(Saved entries)
┌────────

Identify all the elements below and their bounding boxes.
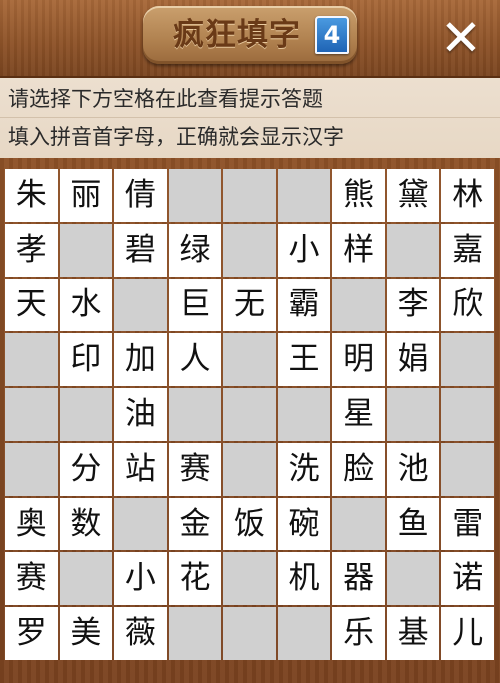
grid-cell-filled[interactable]: 巨	[168, 278, 222, 332]
grid-cell-filled[interactable]: 熊	[332, 169, 385, 222]
grid-cell-filled[interactable]: 霸	[277, 278, 331, 332]
grid-cell-filled[interactable]: 奥	[5, 497, 58, 551]
grid-cell-blank[interactable]	[277, 169, 331, 222]
title-plate: 疯狂填字 4	[143, 6, 357, 64]
game-title: 疯狂填字	[173, 17, 301, 53]
grid-cell-blank[interactable]	[332, 497, 385, 551]
grid-cell-blank[interactable]	[168, 388, 222, 441]
grid-cell-filled[interactable]: 林	[441, 169, 494, 222]
grid-cell-blank[interactable]	[223, 169, 276, 222]
grid-cell-filled[interactable]: 娟	[386, 333, 440, 387]
grid-cell-blank[interactable]	[223, 333, 276, 387]
grid-cell-filled[interactable]: 小	[114, 552, 167, 606]
grid-cell-filled[interactable]: 嘉	[441, 223, 494, 277]
grid-cell-blank[interactable]	[114, 497, 167, 551]
hint-divider	[0, 117, 500, 118]
grid-cell-blank[interactable]	[386, 223, 440, 277]
grid-cell-blank[interactable]	[5, 333, 58, 387]
grid-cell-blank[interactable]	[223, 223, 276, 277]
grid-cell-filled[interactable]: 丽	[59, 169, 113, 222]
grid-cell-blank[interactable]	[386, 552, 440, 606]
grid-cell-filled[interactable]: 李	[386, 278, 440, 332]
grid-cell-filled[interactable]: 薇	[114, 607, 167, 660]
close-button[interactable]: ✕	[435, 12, 487, 64]
grid-cell-filled[interactable]: 罗	[5, 607, 58, 660]
grid-cell-filled[interactable]: 乐	[332, 607, 385, 660]
grid-cell-blank[interactable]	[59, 223, 113, 277]
grid-cell-blank[interactable]	[441, 442, 494, 496]
grid-cell-filled[interactable]: 样	[332, 223, 385, 277]
grid-cell-blank[interactable]	[168, 607, 222, 660]
grid-cell-filled[interactable]: 站	[114, 442, 167, 496]
grid-cell-filled[interactable]: 数	[59, 497, 113, 551]
grid-cell-filled[interactable]: 无	[223, 278, 276, 332]
level-badge: 4	[315, 16, 349, 54]
grid-cell-filled[interactable]: 碗	[277, 497, 331, 551]
grid-cell-filled[interactable]: 分	[59, 442, 113, 496]
hint-text-pinyin: 填入拼音首字母，正确就会显示汉字	[8, 125, 344, 149]
grid-cell-blank[interactable]	[59, 552, 113, 606]
grid-cell-filled[interactable]: 黛	[386, 169, 440, 222]
grid-cell-filled[interactable]: 欣	[441, 278, 494, 332]
grid-cell-filled[interactable]: 朱	[5, 169, 58, 222]
grid-cell-filled[interactable]: 绿	[168, 223, 222, 277]
grid-cell-filled[interactable]: 油	[114, 388, 167, 441]
hint-panel: 请选择下方空格在此查看提示答题 填入拼音首字母，正确就会显示汉字	[0, 78, 500, 158]
grid-cell-filled[interactable]: 饭	[223, 497, 276, 551]
grid-cell-blank[interactable]	[277, 607, 331, 660]
grid-cell-blank[interactable]	[5, 442, 58, 496]
grid-cell-filled[interactable]: 金	[168, 497, 222, 551]
grid-cell-blank[interactable]	[114, 278, 167, 332]
crossword-grid: 朱丽倩熊黛林孝碧绿小样嘉天水巨无霸李欣印加人王明娟油星分站赛洗脸池奥数金饭碗鱼雷…	[5, 169, 494, 660]
grid-cell-filled[interactable]: 小	[277, 223, 331, 277]
grid-cell-filled[interactable]: 鱼	[386, 497, 440, 551]
grid-cell-blank[interactable]	[386, 388, 440, 441]
grid-cell-filled[interactable]: 水	[59, 278, 113, 332]
grid-cell-filled[interactable]: 天	[5, 278, 58, 332]
grid-cell-filled[interactable]: 脸	[332, 442, 385, 496]
grid-cell-filled[interactable]: 美	[59, 607, 113, 660]
grid-cell-filled[interactable]: 赛	[168, 442, 222, 496]
grid-cell-filled[interactable]: 明	[332, 333, 385, 387]
grid-cell-filled[interactable]: 星	[332, 388, 385, 441]
grid-cell-blank[interactable]	[441, 388, 494, 441]
grid-cell-blank[interactable]	[223, 388, 276, 441]
top-bar: 疯狂填字 4 ✕	[0, 0, 500, 78]
grid-cell-blank[interactable]	[332, 278, 385, 332]
grid-cell-filled[interactable]: 池	[386, 442, 440, 496]
grid-cell-filled[interactable]: 花	[168, 552, 222, 606]
grid-cell-blank[interactable]	[441, 333, 494, 387]
grid-cell-blank[interactable]	[223, 442, 276, 496]
grid-cell-filled[interactable]: 器	[332, 552, 385, 606]
grid-cell-filled[interactable]: 机	[277, 552, 331, 606]
grid-cell-blank[interactable]	[223, 607, 276, 660]
grid-cell-filled[interactable]: 赛	[5, 552, 58, 606]
grid-cell-blank[interactable]	[277, 388, 331, 441]
grid-cell-filled[interactable]: 诺	[441, 552, 494, 606]
grid-cell-filled[interactable]: 儿	[441, 607, 494, 660]
grid-cell-filled[interactable]: 洗	[277, 442, 331, 496]
hint-text-select: 请选择下方空格在此查看提示答题	[8, 87, 323, 111]
grid-cell-filled[interactable]: 王	[277, 333, 331, 387]
grid-cell-blank[interactable]	[223, 552, 276, 606]
grid-cell-filled[interactable]: 基	[386, 607, 440, 660]
grid-cell-filled[interactable]: 雷	[441, 497, 494, 551]
grid-cell-blank[interactable]	[5, 388, 58, 441]
grid-cell-filled[interactable]: 孝	[5, 223, 58, 277]
grid-cell-filled[interactable]: 印	[59, 333, 113, 387]
grid-cell-filled[interactable]: 碧	[114, 223, 167, 277]
grid-cell-blank[interactable]	[59, 388, 113, 441]
grid-cell-blank[interactable]	[168, 169, 222, 222]
grid-cell-filled[interactable]: 人	[168, 333, 222, 387]
grid-cell-filled[interactable]: 加	[114, 333, 167, 387]
grid-cell-filled[interactable]: 倩	[114, 169, 167, 222]
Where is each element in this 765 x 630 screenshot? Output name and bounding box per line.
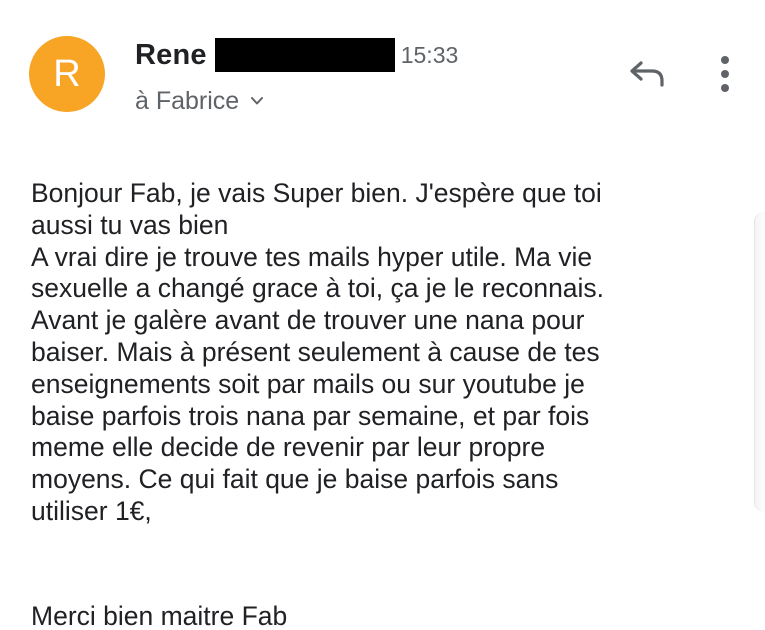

└────────

Format every line in the rows above as a Markdown table with the columns "No." and "Line," numbering the lines in order and skipping any blank ones. Leave the pictures out.

# Solution to this exercise:
| No. | Line |
|---|---|
| 1 | Identify all the elements below and their bounding boxes. |
| 2 | grid-cell-filled[interactable]: 巨	[168, 278, 222, 332] |
| 3 | grid-cell-filled[interactable]: 熊	[332, 169, 385, 222] |
| 4 | grid-cell-filled[interactable]: 霸	[277, 278, 331, 332] |
| 5 | grid-cell-filled[interactable]: 奥	[5, 497, 58, 551] |
| 6 | grid-cell-blank[interactable]	[277, 169, 331, 222] |
| 7 | title-plate: 疯狂填字 4	[143, 6, 357, 64] |
| 8 | game-title: 疯狂填字	[173, 17, 301, 53] |
| 9 | grid-cell-blank[interactable]	[332, 497, 385, 551] |
| 10 | grid-cell-blank[interactable]	[168, 388, 222, 441] |
| 11 | grid-cell-filled[interactable]: 林	[441, 169, 494, 222] |
| 12 | grid-cell-blank[interactable]	[223, 169, 276, 222] |
| 13 | grid-cell-filled[interactable]: 娟	[386, 333, 440, 387] |
| 14 | grid-cell-blank[interactable]	[223, 333, 276, 387] |
| 15 | grid-cell-filled[interactable]: 小	[114, 552, 167, 606] |
| 16 | grid-cell-filled[interactable]: 嘉	[441, 223, 494, 277] |
| 17 | grid-cell-blank[interactable]	[114, 497, 167, 551] |
| 18 | hint-divider	[0, 117, 500, 118] |
| 19 | grid-cell-blank[interactable]	[386, 223, 440, 277] |
| 20 | grid-cell-blank[interactable]	[5, 333, 58, 387] |
| 21 | grid-cell-blank[interactable]	[223, 223, 276, 277] |
| 22 | grid-cell-filled[interactable]: 丽	[59, 169, 113, 222] |
| 23 | grid-cell-blank[interactable]	[386, 552, 440, 606] |
| 24 | grid-cell-filled[interactable]: 李	[386, 278, 440, 332] |
| 25 | grid-cell-filled[interactable]: 薇	[114, 607, 167, 660] |
| 26 | close-button[interactable]: ✕	[435, 12, 487, 64] |
| 27 | grid-cell-filled[interactable]: 罗	[5, 607, 58, 660] |
| 28 | grid-cell-filled[interactable]: 乐	[332, 607, 385, 660] |
| 29 | grid-cell-blank[interactable]	[59, 223, 113, 277] |
| 30 | grid-cell-blank[interactable]	[441, 442, 494, 496] |
| 31 | grid-cell-filled[interactable]: 样	[332, 223, 385, 277] |
| 32 | grid-cell-blank[interactable]	[168, 607, 222, 660] |
| 33 | grid-cell-filled[interactable]: 站	[114, 442, 167, 496] |
| 34 | grid-cell-filled[interactable]: 数	[59, 497, 113, 551] |
| 35 | grid-cell-filled[interactable]: 无	[223, 278, 276, 332] |
| 36 | level-badge: 4	[315, 16, 349, 54] |
| 37 | grid-cell-filled[interactable]: 碗	[277, 497, 331, 551] |
| 38 | grid-cell-filled[interactable]: 分	[59, 442, 113, 496] |
| 39 | hint-text-pinyin: 填入拼音首字母，正确就会显示汉字	[8, 125, 344, 149] |
| 40 | grid-cell-blank[interactable]	[59, 552, 113, 606] |
| 41 | grid-cell-filled[interactable]: 黛	[386, 169, 440, 222] |
| 42 | grid-cell-filled[interactable]: 欣	[441, 278, 494, 332] |
| 43 | grid-cell-filled[interactable]: 朱	[5, 169, 58, 222] |
| 44 | grid-cell-filled[interactable]: 绿	[168, 223, 222, 277] |
| 45 | grid-cell-filled[interactable]: 油	[114, 388, 167, 441] |
| 46 | hint-panel: 请选择下方空格在此查看提示答题 填入拼音首字母，正确就会显示汉字	[0, 78, 500, 158] |
| 47 | grid-cell-filled[interactable]: 饭	[223, 497, 276, 551] |
| 48 | grid-cell-blank[interactable]	[277, 607, 331, 660] |
| 49 | grid-cell-blank[interactable]	[5, 442, 58, 496] |
| 50 | grid-cell-filled[interactable]: 金	[168, 497, 222, 551] |
| 51 | grid-cell-blank[interactable]	[114, 278, 167, 332] |
| 52 | crossword-grid: 朱丽倩熊黛林孝碧绿小样嘉天水巨无霸李欣印加人王明娟油星分站赛洗脸池奥数金饭碗鱼雷…	[5, 169, 494, 660] |
| 53 | grid-cell-filled[interactable]: 小	[277, 223, 331, 277] |
| 54 | grid-cell-filled[interactable]: 鱼	[386, 497, 440, 551] |
| 55 | grid-cell-blank[interactable]	[386, 388, 440, 441] |
| 56 | grid-cell-filled[interactable]: 水	[59, 278, 113, 332] |
| 57 | grid-cell-filled[interactable]: 天	[5, 278, 58, 332] |
| 58 | grid-cell-filled[interactable]: 脸	[332, 442, 385, 496] |
| 59 | grid-cell-filled[interactable]: 美	[59, 607, 113, 660] |
| 60 | grid-cell-filled[interactable]: 赛	[168, 442, 222, 496] |
| 61 | grid-cell-filled[interactable]: 明	[332, 333, 385, 387] |
| 62 | grid-cell-filled[interactable]: 星	[332, 388, 385, 441] |
| 63 | grid-cell-blank[interactable]	[441, 388, 494, 441] |
| 64 | grid-cell-blank[interactable]	[223, 388, 276, 441] |
| 65 | top-bar: 疯狂填字 4 ✕	[0, 0, 500, 78] |
| 66 | grid-cell-blank[interactable]	[332, 278, 385, 332] |
| 67 | grid-cell-filled[interactable]: 池	[386, 442, 440, 496] |
| 68 | grid-cell-filled[interactable]: 花	[168, 552, 222, 606] |
| 69 | grid-cell-blank[interactable]	[441, 333, 494, 387] |
| 70 | grid-cell-blank[interactable]	[223, 442, 276, 496] |
| 71 | grid-cell-filled[interactable]: 器	[332, 552, 385, 606] |
| 72 | grid-cell-filled[interactable]: 机	[277, 552, 331, 606] |
| 73 | grid-cell-blank[interactable]	[223, 607, 276, 660] |
| 74 | grid-cell-filled[interactable]: 赛	[5, 552, 58, 606] |
| 75 | grid-cell-blank[interactable]	[277, 388, 331, 441] |
| 76 | grid-cell-filled[interactable]: 诺	[441, 552, 494, 606] |
| 77 | grid-cell-filled[interactable]: 儿	[441, 607, 494, 660] |
| 78 | grid-cell-filled[interactable]: 洗	[277, 442, 331, 496] |
| 79 | hint-text-select: 请选择下方空格在此查看提示答题	[8, 87, 323, 111] |
| 80 | grid-cell-filled[interactable]: 王	[277, 333, 331, 387] |
| 81 | grid-cell-blank[interactable]	[223, 552, 276, 606] |
| 82 | grid-cell-filled[interactable]: 基	[386, 607, 440, 660] |
| 83 | grid-cell-filled[interactable]: 雷	[441, 497, 494, 551] |
| 84 | grid-cell-blank[interactable]	[5, 388, 58, 441] |
| 85 | grid-cell-filled[interactable]: 孝	[5, 223, 58, 277] |
| 86 | grid-cell-filled[interactable]: 印	[59, 333, 113, 387] |
| 87 | grid-cell-filled[interactable]: 碧	[114, 223, 167, 277] |
| 88 | grid-cell-blank[interactable]	[59, 388, 113, 441] |
| 89 | grid-cell-blank[interactable]	[168, 169, 222, 222] |
| 90 | grid-cell-filled[interactable]: 人	[168, 333, 222, 387] |
| 91 | grid-cell-filled[interactable]: 加	[114, 333, 167, 387] |
| 92 | grid-cell-filled[interactable]: 倩	[114, 169, 167, 222] |
| 93 | Where is each element in this 765 x 630 screenshot? Output name and bounding box per line. |